- DIRECTIVE -
In the records below, pick out all lines containing the word "screenshot".

## begin MATERIAL SUPPLIED

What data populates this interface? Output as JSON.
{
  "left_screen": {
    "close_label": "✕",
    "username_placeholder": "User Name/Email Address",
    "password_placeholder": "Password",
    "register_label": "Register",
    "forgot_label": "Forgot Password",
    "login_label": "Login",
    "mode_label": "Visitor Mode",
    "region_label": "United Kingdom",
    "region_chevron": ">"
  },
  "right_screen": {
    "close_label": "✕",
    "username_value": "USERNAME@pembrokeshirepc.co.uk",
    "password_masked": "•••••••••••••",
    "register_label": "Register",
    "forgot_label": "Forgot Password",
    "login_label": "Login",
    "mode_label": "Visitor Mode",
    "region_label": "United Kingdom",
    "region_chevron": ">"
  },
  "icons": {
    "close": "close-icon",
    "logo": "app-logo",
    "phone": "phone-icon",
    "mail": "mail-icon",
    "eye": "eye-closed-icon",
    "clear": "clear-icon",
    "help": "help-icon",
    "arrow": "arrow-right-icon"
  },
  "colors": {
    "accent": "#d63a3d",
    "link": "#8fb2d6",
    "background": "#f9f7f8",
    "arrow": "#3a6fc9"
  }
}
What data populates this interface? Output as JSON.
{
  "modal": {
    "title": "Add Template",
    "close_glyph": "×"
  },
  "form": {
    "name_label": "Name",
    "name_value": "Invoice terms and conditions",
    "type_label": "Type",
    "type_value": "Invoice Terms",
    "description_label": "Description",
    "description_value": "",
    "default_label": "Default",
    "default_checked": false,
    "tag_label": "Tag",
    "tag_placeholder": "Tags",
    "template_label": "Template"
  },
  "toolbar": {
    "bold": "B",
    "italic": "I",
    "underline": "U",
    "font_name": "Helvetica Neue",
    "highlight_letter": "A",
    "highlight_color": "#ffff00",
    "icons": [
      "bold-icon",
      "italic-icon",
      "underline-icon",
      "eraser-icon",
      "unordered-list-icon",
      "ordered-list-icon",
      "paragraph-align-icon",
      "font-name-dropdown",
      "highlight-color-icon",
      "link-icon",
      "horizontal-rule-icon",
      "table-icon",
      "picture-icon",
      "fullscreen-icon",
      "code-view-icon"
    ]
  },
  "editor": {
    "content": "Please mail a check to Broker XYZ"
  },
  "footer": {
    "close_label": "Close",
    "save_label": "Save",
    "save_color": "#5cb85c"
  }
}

## end MATERIAL SUPPLIED
## begin MATERIAL SUPPLIED

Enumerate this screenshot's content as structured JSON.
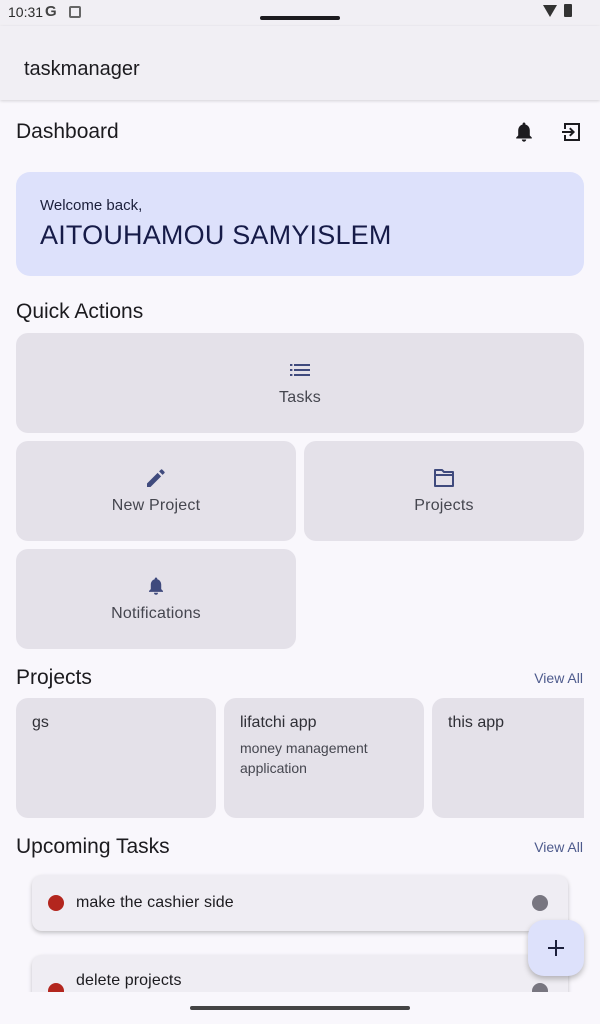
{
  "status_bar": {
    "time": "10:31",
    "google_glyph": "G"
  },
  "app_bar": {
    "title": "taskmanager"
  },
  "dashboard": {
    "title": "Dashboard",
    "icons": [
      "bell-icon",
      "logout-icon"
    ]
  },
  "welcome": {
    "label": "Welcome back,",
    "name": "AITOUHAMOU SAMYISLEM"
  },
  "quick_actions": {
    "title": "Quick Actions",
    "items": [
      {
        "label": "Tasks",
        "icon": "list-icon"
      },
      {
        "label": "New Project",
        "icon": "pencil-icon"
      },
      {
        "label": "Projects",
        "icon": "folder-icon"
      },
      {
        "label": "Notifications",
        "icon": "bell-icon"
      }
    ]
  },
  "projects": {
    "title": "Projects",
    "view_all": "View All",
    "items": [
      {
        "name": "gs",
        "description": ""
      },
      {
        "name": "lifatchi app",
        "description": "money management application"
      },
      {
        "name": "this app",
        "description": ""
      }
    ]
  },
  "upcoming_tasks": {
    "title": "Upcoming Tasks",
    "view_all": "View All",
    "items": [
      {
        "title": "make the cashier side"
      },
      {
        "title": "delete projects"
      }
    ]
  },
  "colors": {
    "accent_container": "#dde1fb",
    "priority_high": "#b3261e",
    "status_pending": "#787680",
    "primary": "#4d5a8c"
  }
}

## end MATERIAL SUPPLIED
## begin MATERIAL SUPPLIED

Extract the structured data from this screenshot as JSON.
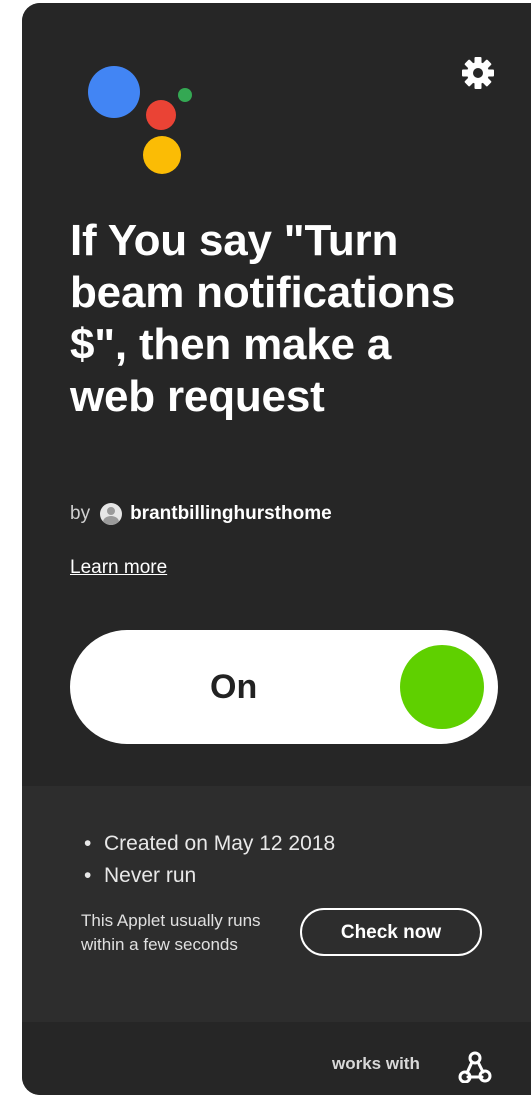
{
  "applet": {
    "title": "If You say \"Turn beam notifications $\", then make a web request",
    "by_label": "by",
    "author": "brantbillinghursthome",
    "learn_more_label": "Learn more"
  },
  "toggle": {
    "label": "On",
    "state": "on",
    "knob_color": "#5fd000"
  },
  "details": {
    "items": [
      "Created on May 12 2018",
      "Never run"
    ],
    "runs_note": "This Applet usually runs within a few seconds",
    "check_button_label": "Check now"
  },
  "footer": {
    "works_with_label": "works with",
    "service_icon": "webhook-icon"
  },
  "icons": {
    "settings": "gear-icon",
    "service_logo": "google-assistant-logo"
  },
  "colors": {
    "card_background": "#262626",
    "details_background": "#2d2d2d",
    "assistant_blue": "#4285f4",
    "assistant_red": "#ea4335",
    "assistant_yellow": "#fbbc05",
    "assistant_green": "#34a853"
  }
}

## end MATERIAL SUPPLIED

- COMPLETED TASK -
Enumerate this screenshot's content as structured JSON.
Extract the structured data from this screenshot as JSON.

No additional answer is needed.